Set down each record below precisely, skipping the pictures.

• Data records:
[Start]

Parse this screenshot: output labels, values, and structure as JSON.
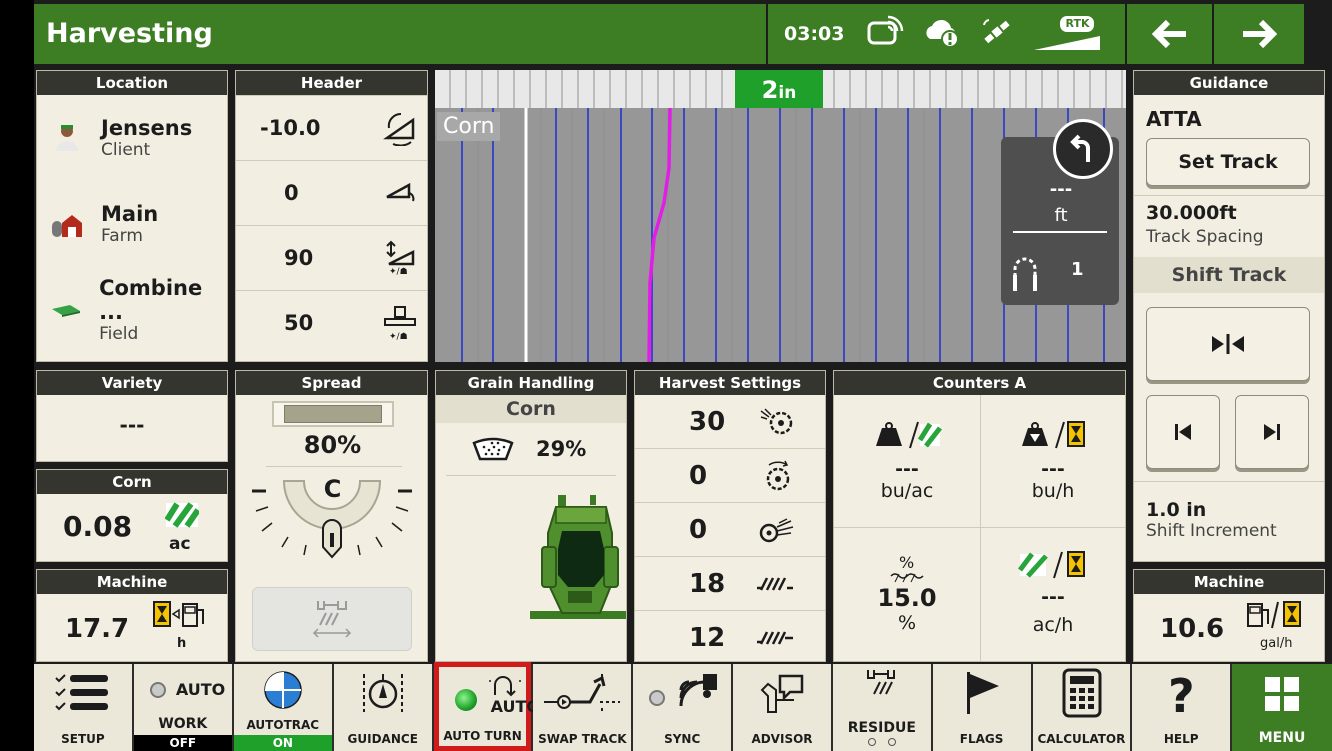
{
  "topbar": {
    "title": "Harvesting",
    "time": "03:03",
    "rtk_label": "RTK"
  },
  "location": {
    "header": "Location",
    "items": [
      {
        "name": "Jensens",
        "type": "Client"
      },
      {
        "name": "Main",
        "type": "Farm"
      },
      {
        "name": "Combine ...",
        "type": "Field"
      }
    ]
  },
  "header_panel": {
    "header": "Header",
    "values": [
      "-10.0",
      "0",
      "90",
      "50"
    ]
  },
  "map": {
    "offset_value": "2",
    "offset_unit": "in",
    "crop_label": "Corn",
    "turn_distance": "---",
    "turn_unit": "ft",
    "turn_count": "1"
  },
  "guidance": {
    "header": "Guidance",
    "track_name": "ATTA",
    "set_track": "Set Track",
    "spacing_value": "30.000ft",
    "spacing_label": "Track Spacing",
    "shift_track": "Shift Track",
    "increment_value": "1.0 in",
    "increment_label": "Shift Increment"
  },
  "variety": {
    "header": "Variety",
    "value": "---"
  },
  "corn_area": {
    "header": "Corn",
    "value": "0.08",
    "unit": "ac"
  },
  "machine_left": {
    "header": "Machine",
    "value": "17.7",
    "unit": "h"
  },
  "spread": {
    "header": "Spread",
    "percent": "80%",
    "position": "C",
    "fill_fraction": 0.8
  },
  "grain": {
    "header": "Grain Handling",
    "crop": "Corn",
    "tank_percent": "29%"
  },
  "harvest_settings": {
    "header": "Harvest Settings",
    "values": [
      "30",
      "0",
      "0",
      "18",
      "12"
    ]
  },
  "counters": {
    "header": "Counters A",
    "cells": [
      {
        "value": "---",
        "unit": "bu/ac"
      },
      {
        "value": "---",
        "unit": "bu/h"
      },
      {
        "value": "15.0",
        "unit": "%"
      },
      {
        "value": "---",
        "unit": "ac/h"
      }
    ]
  },
  "machine_right": {
    "header": "Machine",
    "value": "10.6",
    "unit": "gal/h"
  },
  "bottom_bar": {
    "setup": "SETUP",
    "work_auto": "AUTO",
    "work": "WORK",
    "work_state": "OFF",
    "autotrac": "AUTOTRAC",
    "autotrac_state": "ON",
    "guidance": "GUIDANCE",
    "auto_turn": "AUTO TURN",
    "auto_turn_icon_text": "AUTO",
    "swap_track": "SWAP TRACK",
    "sync": "SYNC",
    "advisor": "ADVISOR",
    "residue": "RESIDUE",
    "flags": "FLAGS",
    "calculator": "CALCULATOR",
    "help": "HELP",
    "menu": "MENU"
  },
  "colors": {
    "jd_green": "#3d7d24",
    "active_green": "#1fa02a",
    "highlight_red": "#d11a1a",
    "path_magenta": "#e21de8",
    "guide_blue": "#1d2fcf"
  }
}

[End]

• Task result:
Parse this screenshot: output labels, values, and structure as JSON.
{
  "topbar": {
    "title": "Harvesting",
    "time": "03:03",
    "rtk_label": "RTK"
  },
  "location": {
    "header": "Location",
    "items": [
      {
        "name": "Jensens",
        "type": "Client"
      },
      {
        "name": "Main",
        "type": "Farm"
      },
      {
        "name": "Combine ...",
        "type": "Field"
      }
    ]
  },
  "header_panel": {
    "header": "Header",
    "values": [
      "-10.0",
      "0",
      "90",
      "50"
    ]
  },
  "map": {
    "offset_value": "2",
    "offset_unit": "in",
    "crop_label": "Corn",
    "turn_distance": "---",
    "turn_unit": "ft",
    "turn_count": "1"
  },
  "guidance": {
    "header": "Guidance",
    "track_name": "ATTA",
    "set_track": "Set Track",
    "spacing_value": "30.000ft",
    "spacing_label": "Track Spacing",
    "shift_track": "Shift Track",
    "increment_value": "1.0 in",
    "increment_label": "Shift Increment"
  },
  "variety": {
    "header": "Variety",
    "value": "---"
  },
  "corn_area": {
    "header": "Corn",
    "value": "0.08",
    "unit": "ac"
  },
  "machine_left": {
    "header": "Machine",
    "value": "17.7",
    "unit": "h"
  },
  "spread": {
    "header": "Spread",
    "percent": "80%",
    "position": "C",
    "fill_fraction": 0.8
  },
  "grain": {
    "header": "Grain Handling",
    "crop": "Corn",
    "tank_percent": "29%"
  },
  "harvest_settings": {
    "header": "Harvest Settings",
    "values": [
      "30",
      "0",
      "0",
      "18",
      "12"
    ]
  },
  "counters": {
    "header": "Counters A",
    "cells": [
      {
        "value": "---",
        "unit": "bu/ac"
      },
      {
        "value": "---",
        "unit": "bu/h"
      },
      {
        "value": "15.0",
        "unit": "%"
      },
      {
        "value": "---",
        "unit": "ac/h"
      }
    ]
  },
  "machine_right": {
    "header": "Machine",
    "value": "10.6",
    "unit": "gal/h"
  },
  "bottom_bar": {
    "setup": "SETUP",
    "work_auto": "AUTO",
    "work": "WORK",
    "work_state": "OFF",
    "autotrac": "AUTOTRAC",
    "autotrac_state": "ON",
    "guidance": "GUIDANCE",
    "auto_turn": "AUTO TURN",
    "auto_turn_icon_text": "AUTO",
    "swap_track": "SWAP TRACK",
    "sync": "SYNC",
    "advisor": "ADVISOR",
    "residue": "RESIDUE",
    "flags": "FLAGS",
    "calculator": "CALCULATOR",
    "help": "HELP",
    "menu": "MENU"
  },
  "colors": {
    "jd_green": "#3d7d24",
    "active_green": "#1fa02a",
    "highlight_red": "#d11a1a",
    "path_magenta": "#e21de8",
    "guide_blue": "#1d2fcf"
  }
}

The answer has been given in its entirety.